***** Given entries *****
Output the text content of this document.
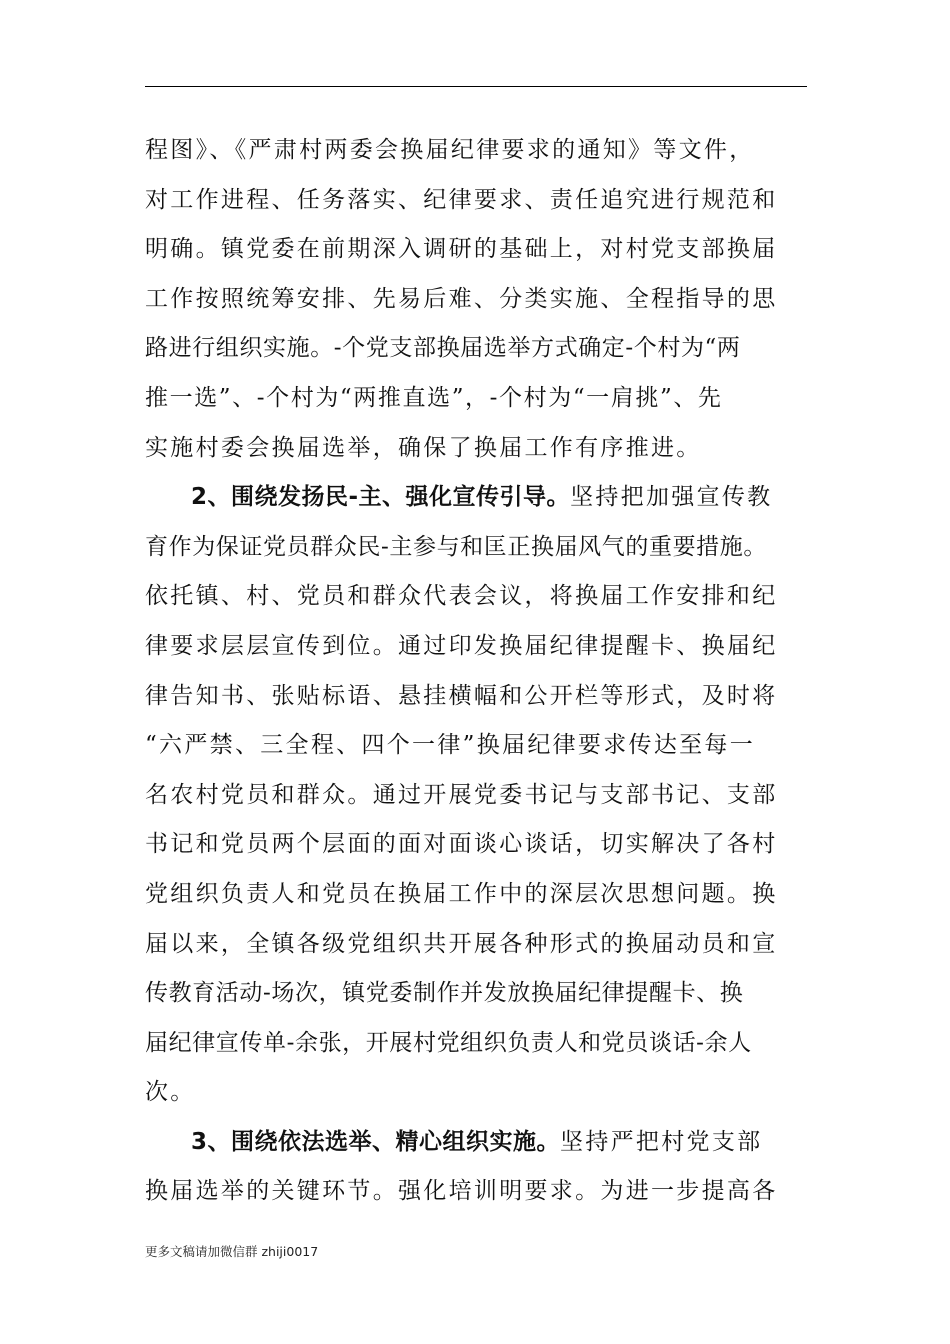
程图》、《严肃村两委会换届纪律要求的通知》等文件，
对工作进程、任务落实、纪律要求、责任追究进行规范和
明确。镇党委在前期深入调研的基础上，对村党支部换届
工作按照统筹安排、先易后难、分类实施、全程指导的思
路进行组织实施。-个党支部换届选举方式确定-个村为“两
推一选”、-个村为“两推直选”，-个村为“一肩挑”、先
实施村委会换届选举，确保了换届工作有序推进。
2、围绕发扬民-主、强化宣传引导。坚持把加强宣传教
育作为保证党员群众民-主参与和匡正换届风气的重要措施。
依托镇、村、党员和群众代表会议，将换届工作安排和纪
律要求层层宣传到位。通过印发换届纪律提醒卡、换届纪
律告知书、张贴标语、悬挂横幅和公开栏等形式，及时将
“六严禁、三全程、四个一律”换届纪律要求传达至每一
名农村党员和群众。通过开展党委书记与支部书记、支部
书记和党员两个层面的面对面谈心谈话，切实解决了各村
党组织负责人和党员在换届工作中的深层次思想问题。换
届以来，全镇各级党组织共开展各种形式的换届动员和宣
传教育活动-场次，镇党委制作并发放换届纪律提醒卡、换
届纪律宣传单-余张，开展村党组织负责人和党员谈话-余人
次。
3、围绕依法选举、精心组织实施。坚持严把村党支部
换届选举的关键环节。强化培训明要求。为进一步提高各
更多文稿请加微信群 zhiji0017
*****
Task objective:
Reproduce the full listing above verbatim, with no pictures included.

Exercise output:
Output the text content of this document.
程图》、《严肃村两委会换届纪律要求的通知》等文件，
对工作进程、任务落实、纪律要求、责任追究进行规范和
明确。镇党委在前期深入调研的基础上，对村党支部换届
工作按照统筹安排、先易后难、分类实施、全程指导的思
路进行组织实施。-个党支部换届选举方式确定-个村为“两
推一选”、-个村为“两推直选”，-个村为“一肩挑”、先
实施村委会换届选举，确保了换届工作有序推进。
2、围绕发扬民-主、强化宣传引导。坚持把加强宣传教
育作为保证党员群众民-主参与和匡正换届风气的重要措施。
依托镇、村、党员和群众代表会议，将换届工作安排和纪
律要求层层宣传到位。通过印发换届纪律提醒卡、换届纪
律告知书、张贴标语、悬挂横幅和公开栏等形式，及时将
“六严禁、三全程、四个一律”换届纪律要求传达至每一
名农村党员和群众。通过开展党委书记与支部书记、支部
书记和党员两个层面的面对面谈心谈话，切实解决了各村
党组织负责人和党员在换届工作中的深层次思想问题。换
届以来，全镇各级党组织共开展各种形式的换届动员和宣
传教育活动-场次，镇党委制作并发放换届纪律提醒卡、换
届纪律宣传单-余张，开展村党组织负责人和党员谈话-余人
次。
3、围绕依法选举、精心组织实施。坚持严把村党支部
换届选举的关键环节。强化培训明要求。为进一步提高各
更多文稿请加微信群 zhiji0017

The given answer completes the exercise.